Count the lines below that contain the word "документы" and give only the number.

start INFORMATION PROVIDED

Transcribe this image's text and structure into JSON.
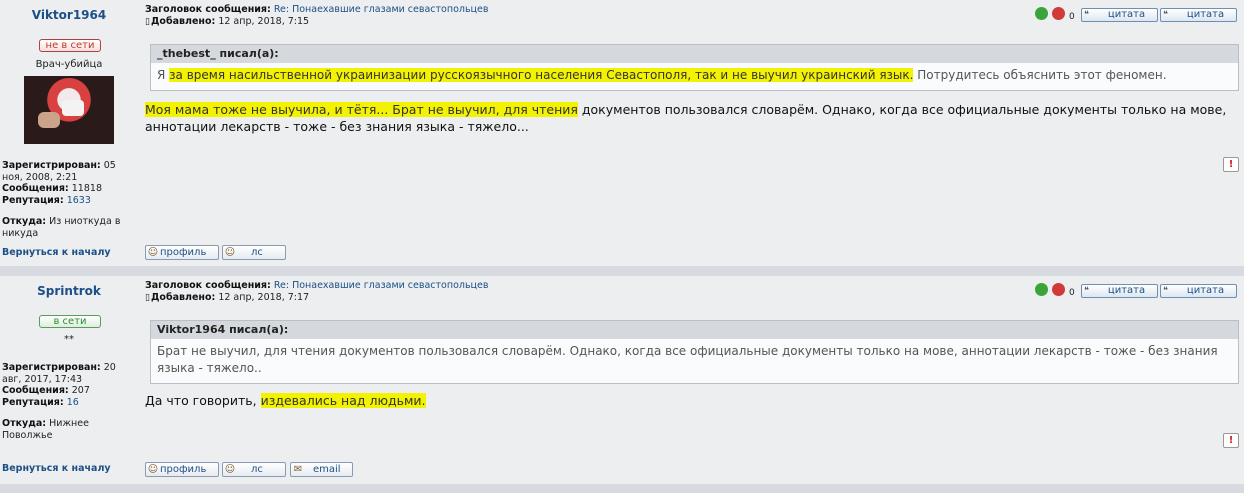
{
  "posts": [
    {
      "username": "Viktor1964",
      "status": "не в сети",
      "rank": "Врач-убийца",
      "registered_label": "Зарегистрирован:",
      "registered": "05 ноя, 2008, 2:21",
      "messages_label": "Сообщения:",
      "messages": "11818",
      "reputation_label": "Репутация:",
      "reputation": "1633",
      "from_label": "Откуда:",
      "from": "Из ниоткуда в никуда",
      "back_to_top": "Вернуться к началу",
      "subject_label": "Заголовок сообщения:",
      "subject": "Re: Понаехавшие глазами севастопольцев",
      "added_label": "Добавлено:",
      "added": "12 апр, 2018, 7:15",
      "rep_count": "0",
      "quote_label": "цитата",
      "quote_label2": "цитата",
      "quote_author": "_thebest_ писал(а):",
      "quote_pre": "Я ",
      "quote_hl": "за время насильственной украинизации русскоязычного населения Севастополя, так и не выучил украинский язык.",
      "quote_post": " Потрудитесь объяснить этот феномен.",
      "msg_hl": "Моя мама тоже не выучила, и тётя... Брат не выучил, для чтения",
      "msg_rest": " документов пользовался словарём. Однако, когда все официальные документы только на мове, аннотации лекарств - тоже - без знания языка - тяжело...",
      "btn_profile": "профиль",
      "btn_pm": "лс"
    },
    {
      "username": "Sprintrok",
      "status": "в сети",
      "rank": "**",
      "registered_label": "Зарегистрирован:",
      "registered": "20 авг, 2017, 17:43",
      "messages_label": "Сообщения:",
      "messages": "207",
      "reputation_label": "Репутация:",
      "reputation": "16",
      "from_label": "Откуда:",
      "from": "Нижнее Поволжье",
      "back_to_top": "Вернуться к началу",
      "subject_label": "Заголовок сообщения:",
      "subject": "Re: Понаехавшие глазами севастопольцев",
      "added_label": "Добавлено:",
      "added": "12 апр, 2018, 7:17",
      "rep_count": "0",
      "quote_label": "цитата",
      "quote_label2": "цитата",
      "quote_author": "Viktor1964 писал(а):",
      "quote_text": "Брат не выучил, для чтения документов пользовался словарём. Однако, когда все официальные документы только на мове, аннотации лекарств - тоже - без знания языка - тяжело..",
      "msg_pre": "Да что говорить, ",
      "msg_hl": "издевались над людьми.",
      "btn_profile": "профиль",
      "btn_pm": "лс",
      "btn_email": "email"
    }
  ],
  "icons": {
    "rep_plus": "green-plus-icon",
    "rep_minus": "red-minus-icon",
    "report": "exclamation-icon",
    "quote": "quote-icon",
    "profile": "profile-icon",
    "pm": "users-icon",
    "email": "envelope-icon"
  }
}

end INFORMATION PROVIDED

ANSWER
2